#### LISTED ENTRIES ####

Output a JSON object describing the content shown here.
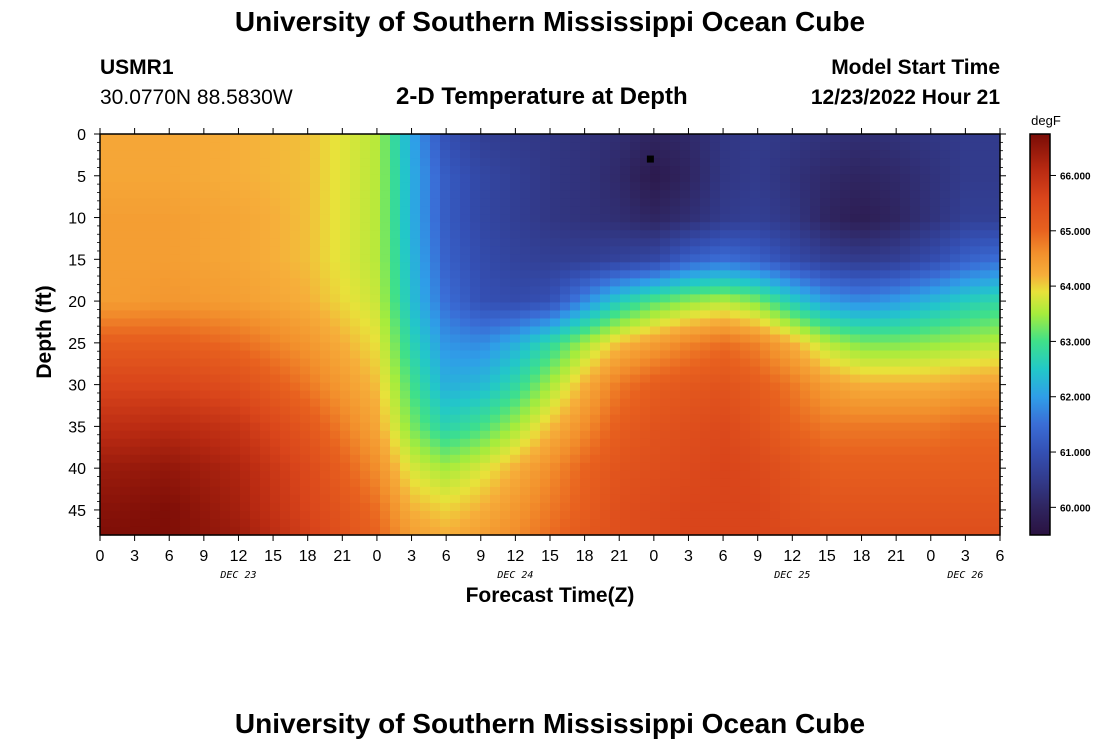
{
  "header": {
    "title": "University of Southern Mississippi Ocean Cube",
    "station": "USMR1",
    "coords": "30.0770N  88.5830W",
    "plot_title": "2-D Temperature at Depth",
    "model_label": "Model Start Time",
    "model_time": "12/23/2022 Hour 21"
  },
  "footer": {
    "title": "University of Southern Mississippi Ocean Cube"
  },
  "colors": {
    "marker": "#000000",
    "axis": "#000000"
  },
  "chart_data": {
    "type": "heatmap",
    "title": "2-D Temperature at Depth",
    "xlabel": "Forecast Time(Z)",
    "ylabel": "Depth (ft)",
    "units": "degF",
    "x_hours": [
      0,
      6,
      12,
      18,
      24,
      27,
      30,
      33,
      36,
      39,
      42,
      45,
      48,
      51,
      54,
      57,
      60,
      63,
      66,
      69,
      72,
      75,
      78
    ],
    "depths": [
      0,
      5,
      10,
      15,
      20,
      25,
      30,
      35,
      40,
      45,
      48
    ],
    "values": [
      [
        64.3,
        64.3,
        64.2,
        64.1,
        63.6,
        62.1,
        61.0,
        60.6,
        60.5,
        60.4,
        60.3,
        60.2,
        60.0,
        60.1,
        60.4,
        60.5,
        60.4,
        60.3,
        60.2,
        60.3,
        60.4,
        60.5,
        60.5
      ],
      [
        64.3,
        64.3,
        64.2,
        64.1,
        63.6,
        62.2,
        61.2,
        60.8,
        60.6,
        60.4,
        60.3,
        60.1,
        59.7,
        60.0,
        60.4,
        60.5,
        60.3,
        60.1,
        60.0,
        60.1,
        60.3,
        60.5,
        60.5
      ],
      [
        64.4,
        64.4,
        64.3,
        64.1,
        63.6,
        62.2,
        61.2,
        60.8,
        60.6,
        60.4,
        60.3,
        60.2,
        60.0,
        60.2,
        60.5,
        60.6,
        60.4,
        60.0,
        59.8,
        60.0,
        60.3,
        60.6,
        60.6
      ],
      [
        64.4,
        64.4,
        64.3,
        64.1,
        63.6,
        62.3,
        61.3,
        60.9,
        60.7,
        60.6,
        60.6,
        60.7,
        60.8,
        61.3,
        61.5,
        61.3,
        60.9,
        60.6,
        60.5,
        60.6,
        60.9,
        61.3,
        61.5
      ],
      [
        64.4,
        64.5,
        64.4,
        64.2,
        63.7,
        62.4,
        61.5,
        61.0,
        60.9,
        61.0,
        61.8,
        62.6,
        63.1,
        63.4,
        63.6,
        63.3,
        62.6,
        62.0,
        61.8,
        62.0,
        62.3,
        62.6,
        62.8
      ],
      [
        65.1,
        65.1,
        64.9,
        64.5,
        63.9,
        62.7,
        61.9,
        61.8,
        62.2,
        62.8,
        63.5,
        64.1,
        64.4,
        64.7,
        64.9,
        64.7,
        64.2,
        63.6,
        63.3,
        63.3,
        63.4,
        63.5,
        63.6
      ],
      [
        65.6,
        65.6,
        65.4,
        64.8,
        64.1,
        63.0,
        62.2,
        62.3,
        62.8,
        63.5,
        64.2,
        64.8,
        65.1,
        65.2,
        65.3,
        65.1,
        64.8,
        64.4,
        64.2,
        64.2,
        64.2,
        64.3,
        64.4
      ],
      [
        66.0,
        66.1,
        65.9,
        65.2,
        64.3,
        63.3,
        62.7,
        63.0,
        63.5,
        64.1,
        64.6,
        65.1,
        65.3,
        65.4,
        65.5,
        65.3,
        65.0,
        64.8,
        64.8,
        64.8,
        64.8,
        64.9,
        64.9
      ],
      [
        66.4,
        66.5,
        66.2,
        65.5,
        64.6,
        63.8,
        63.5,
        63.8,
        64.2,
        64.6,
        65.0,
        65.3,
        65.4,
        65.5,
        65.6,
        65.5,
        65.3,
        65.1,
        65.1,
        65.1,
        65.1,
        65.1,
        65.1
      ],
      [
        66.6,
        66.7,
        66.3,
        65.6,
        64.9,
        64.2,
        64.0,
        64.2,
        64.5,
        64.8,
        65.1,
        65.4,
        65.5,
        65.6,
        65.6,
        65.6,
        65.4,
        65.3,
        65.3,
        65.3,
        65.3,
        65.3,
        65.3
      ],
      [
        66.7,
        66.7,
        66.4,
        65.7,
        65.0,
        64.4,
        64.2,
        64.4,
        64.6,
        64.9,
        65.2,
        65.4,
        65.5,
        65.6,
        65.6,
        65.6,
        65.5,
        65.4,
        65.4,
        65.4,
        65.4,
        65.4,
        65.4
      ]
    ],
    "x_ticks": [
      "0",
      "3",
      "6",
      "9",
      "12",
      "15",
      "18",
      "21",
      "0",
      "3",
      "6",
      "9",
      "12",
      "15",
      "18",
      "21",
      "0",
      "3",
      "6",
      "9",
      "12",
      "15",
      "18",
      "21",
      "0",
      "3",
      "6"
    ],
    "x_tick_hours": [
      0,
      3,
      6,
      9,
      12,
      15,
      18,
      21,
      24,
      27,
      30,
      33,
      36,
      39,
      42,
      45,
      48,
      51,
      54,
      57,
      60,
      63,
      66,
      69,
      72,
      75,
      78
    ],
    "date_labels": [
      "DEC 23",
      "DEC 24",
      "DEC 25",
      "DEC 26"
    ],
    "date_label_hours": [
      12,
      36,
      60,
      75
    ],
    "xlim": [
      0,
      78
    ],
    "y_ticks": [
      "0",
      "5",
      "10",
      "15",
      "20",
      "25",
      "30",
      "35",
      "40",
      "45"
    ],
    "y_tick_values": [
      0,
      5,
      10,
      15,
      20,
      25,
      30,
      35,
      40,
      45
    ],
    "ylim": [
      0,
      48
    ],
    "colorbar": {
      "label": "degF",
      "ticks": [
        "66.000",
        "65.000",
        "64.000",
        "63.000",
        "62.000",
        "61.000",
        "60.000"
      ],
      "tick_values": [
        66,
        65,
        64,
        63,
        62,
        61,
        60
      ],
      "range": [
        59.5,
        66.75
      ],
      "stops": [
        {
          "v": 59.5,
          "c": "#2a1240"
        },
        {
          "v": 60.0,
          "c": "#2f2560"
        },
        {
          "v": 60.5,
          "c": "#323b8c"
        },
        {
          "v": 61.0,
          "c": "#3450b4"
        },
        {
          "v": 61.5,
          "c": "#3a6dd6"
        },
        {
          "v": 62.0,
          "c": "#2f9ee8"
        },
        {
          "v": 62.5,
          "c": "#22c8c8"
        },
        {
          "v": 63.0,
          "c": "#3fe08a"
        },
        {
          "v": 63.5,
          "c": "#a6ec3c"
        },
        {
          "v": 63.9,
          "c": "#e8e23a"
        },
        {
          "v": 64.2,
          "c": "#f6ae3a"
        },
        {
          "v": 64.6,
          "c": "#f28f2c"
        },
        {
          "v": 65.0,
          "c": "#e8621f"
        },
        {
          "v": 65.6,
          "c": "#d9451b"
        },
        {
          "v": 66.1,
          "c": "#b92a12"
        },
        {
          "v": 66.75,
          "c": "#7a0c06"
        }
      ]
    },
    "marker": {
      "hour": 47.7,
      "depth": 3
    }
  }
}
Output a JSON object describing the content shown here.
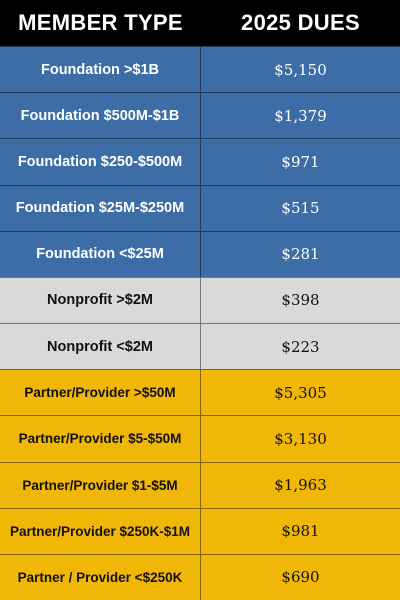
{
  "header": {
    "member_type": "MEMBER TYPE",
    "dues": "2025 DUES"
  },
  "colors": {
    "header_bg": "#000000",
    "foundation": "#3c6da6",
    "nonprofit": "#d9d9d9",
    "partner": "#f1b707"
  },
  "rows": [
    {
      "group": "foundation",
      "type": "Foundation >$1B",
      "dues": "$5,150"
    },
    {
      "group": "foundation",
      "type": "Foundation $500M-$1B",
      "dues": "$1,379"
    },
    {
      "group": "foundation",
      "type": "Foundation $250-$500M",
      "dues": "$971"
    },
    {
      "group": "foundation",
      "type": "Foundation $25M-$250M",
      "dues": "$515"
    },
    {
      "group": "foundation",
      "type": "Foundation <$25M",
      "dues": "$281"
    },
    {
      "group": "nonprofit",
      "type": "Nonprofit >$2M",
      "dues": "$398"
    },
    {
      "group": "nonprofit",
      "type": "Nonprofit <$2M",
      "dues": "$223"
    },
    {
      "group": "partner",
      "type": "Partner/Provider >$50M",
      "dues": "$5,305"
    },
    {
      "group": "partner",
      "type": "Partner/Provider $5-$50M",
      "dues": "$3,130"
    },
    {
      "group": "partner",
      "type": "Partner/Provider $1-$5M",
      "dues": "$1,963"
    },
    {
      "group": "partner",
      "type": "Partner/Provider $250K-$1M",
      "dues": "$981"
    },
    {
      "group": "partner",
      "type": "Partner / Provider <$250K",
      "dues": "$690"
    }
  ]
}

####

--- GOAL OF THE EXERCISE ---
From the entries, copy out each line containing the word "Temperature".

--- WRITTEN RESPONSE ---
    "plot_title": "2-D Temperature at Depth",
    "title": "2-D Temperature at Depth",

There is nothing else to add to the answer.